== Material for the task ==
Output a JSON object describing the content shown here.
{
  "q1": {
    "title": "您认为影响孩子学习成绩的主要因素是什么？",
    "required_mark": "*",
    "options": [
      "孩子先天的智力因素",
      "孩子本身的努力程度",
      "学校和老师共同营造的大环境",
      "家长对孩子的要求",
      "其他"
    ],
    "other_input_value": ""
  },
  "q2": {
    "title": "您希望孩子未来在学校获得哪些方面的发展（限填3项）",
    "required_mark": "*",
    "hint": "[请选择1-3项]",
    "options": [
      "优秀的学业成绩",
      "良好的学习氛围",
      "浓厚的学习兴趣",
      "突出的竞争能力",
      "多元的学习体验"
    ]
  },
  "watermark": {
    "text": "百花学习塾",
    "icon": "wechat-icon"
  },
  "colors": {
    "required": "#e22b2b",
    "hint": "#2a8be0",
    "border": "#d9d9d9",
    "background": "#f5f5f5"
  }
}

== Prompt ==
Repeat the data in its entirety, character for character.

== Solution to this problem ==
Output a JSON object describing the content shown here.
{
  "q1": {
    "title": "您认为影响孩子学习成绩的主要因素是什么？",
    "required_mark": "*",
    "options": [
      "孩子先天的智力因素",
      "孩子本身的努力程度",
      "学校和老师共同营造的大环境",
      "家长对孩子的要求",
      "其他"
    ],
    "other_input_value": ""
  },
  "q2": {
    "title": "您希望孩子未来在学校获得哪些方面的发展（限填3项）",
    "required_mark": "*",
    "hint": "[请选择1-3项]",
    "options": [
      "优秀的学业成绩",
      "良好的学习氛围",
      "浓厚的学习兴趣",
      "突出的竞争能力",
      "多元的学习体验"
    ]
  },
  "watermark": {
    "text": "百花学习塾",
    "icon": "wechat-icon"
  },
  "colors": {
    "required": "#e22b2b",
    "hint": "#2a8be0",
    "border": "#d9d9d9",
    "background": "#f5f5f5"
  }
}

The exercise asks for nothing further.